- TASK INPUT:
_____

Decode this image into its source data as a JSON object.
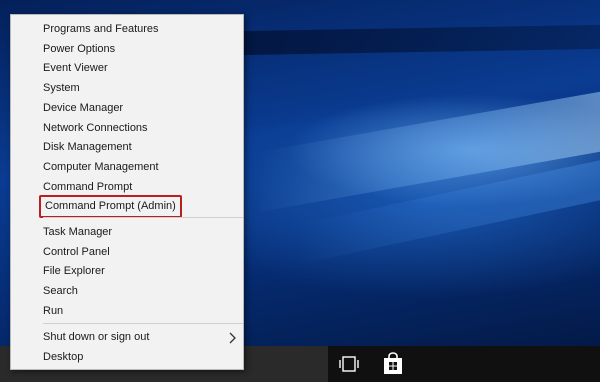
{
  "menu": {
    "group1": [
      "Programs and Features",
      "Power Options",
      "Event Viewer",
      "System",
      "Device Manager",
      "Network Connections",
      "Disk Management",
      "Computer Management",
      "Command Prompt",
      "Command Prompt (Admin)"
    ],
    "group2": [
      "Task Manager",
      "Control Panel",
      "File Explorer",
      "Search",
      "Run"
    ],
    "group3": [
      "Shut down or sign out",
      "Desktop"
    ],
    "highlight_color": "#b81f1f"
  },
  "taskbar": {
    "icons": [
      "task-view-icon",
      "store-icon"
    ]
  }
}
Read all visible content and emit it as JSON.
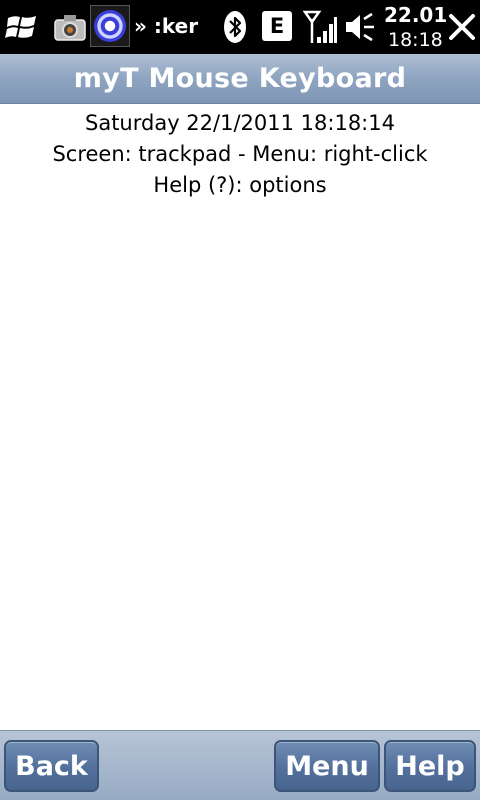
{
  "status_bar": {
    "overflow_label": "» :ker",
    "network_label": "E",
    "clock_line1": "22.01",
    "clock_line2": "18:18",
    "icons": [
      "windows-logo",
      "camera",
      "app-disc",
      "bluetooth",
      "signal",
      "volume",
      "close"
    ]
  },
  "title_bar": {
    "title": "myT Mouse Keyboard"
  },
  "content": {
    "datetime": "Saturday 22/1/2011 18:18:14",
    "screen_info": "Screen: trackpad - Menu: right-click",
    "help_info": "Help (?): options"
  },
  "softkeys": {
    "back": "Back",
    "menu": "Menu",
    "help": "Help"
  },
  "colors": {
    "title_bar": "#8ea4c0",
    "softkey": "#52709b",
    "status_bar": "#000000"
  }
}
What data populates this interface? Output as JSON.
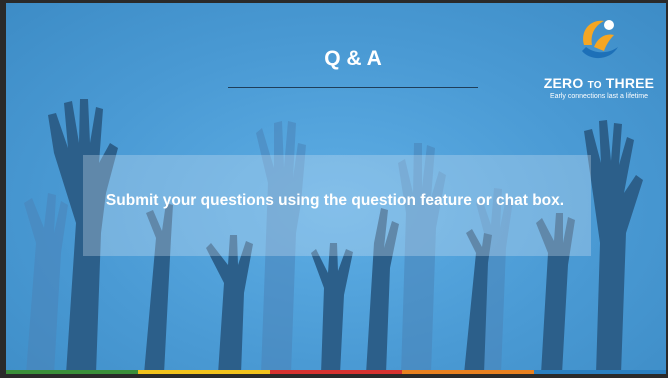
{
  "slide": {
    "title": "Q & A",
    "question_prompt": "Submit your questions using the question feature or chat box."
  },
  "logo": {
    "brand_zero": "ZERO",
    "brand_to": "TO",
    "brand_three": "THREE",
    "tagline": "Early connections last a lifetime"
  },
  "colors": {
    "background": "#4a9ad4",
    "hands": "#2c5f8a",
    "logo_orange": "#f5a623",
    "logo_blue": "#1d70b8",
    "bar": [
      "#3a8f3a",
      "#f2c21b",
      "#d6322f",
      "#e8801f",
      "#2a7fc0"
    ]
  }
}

_____

Without including the pictures, reproduce all entries exactly.

Decode this image into its source data as a JSON object.
{
  "menu": {
    "group1": [
      "Programs and Features",
      "Power Options",
      "Event Viewer",
      "System",
      "Device Manager",
      "Network Connections",
      "Disk Management",
      "Computer Management",
      "Command Prompt",
      "Command Prompt (Admin)"
    ],
    "group2": [
      "Task Manager",
      "Control Panel",
      "File Explorer",
      "Search",
      "Run"
    ],
    "group3": [
      "Shut down or sign out",
      "Desktop"
    ],
    "highlight_color": "#b81f1f"
  },
  "taskbar": {
    "icons": [
      "task-view-icon",
      "store-icon"
    ]
  }
}
Read all visible content and emit it as JSON.
{
  "status_bar": {
    "overflow_label": "» :ker",
    "network_label": "E",
    "clock_line1": "22.01",
    "clock_line2": "18:18",
    "icons": [
      "windows-logo",
      "camera",
      "app-disc",
      "bluetooth",
      "signal",
      "volume",
      "close"
    ]
  },
  "title_bar": {
    "title": "myT Mouse Keyboard"
  },
  "content": {
    "datetime": "Saturday 22/1/2011 18:18:14",
    "screen_info": "Screen: trackpad - Menu: right-click",
    "help_info": "Help (?): options"
  },
  "softkeys": {
    "back": "Back",
    "menu": "Menu",
    "help": "Help"
  },
  "colors": {
    "title_bar": "#8ea4c0",
    "softkey": "#52709b",
    "status_bar": "#000000"
  }
}
What data populates this interface? Output as JSON.
{
  "slide": {
    "title": "Q & A",
    "question_prompt": "Submit your questions using the question feature or chat box."
  },
  "logo": {
    "brand_zero": "ZERO",
    "brand_to": "TO",
    "brand_three": "THREE",
    "tagline": "Early connections last a lifetime"
  },
  "colors": {
    "background": "#4a9ad4",
    "hands": "#2c5f8a",
    "logo_orange": "#f5a623",
    "logo_blue": "#1d70b8",
    "bar": [
      "#3a8f3a",
      "#f2c21b",
      "#d6322f",
      "#e8801f",
      "#2a7fc0"
    ]
  }
}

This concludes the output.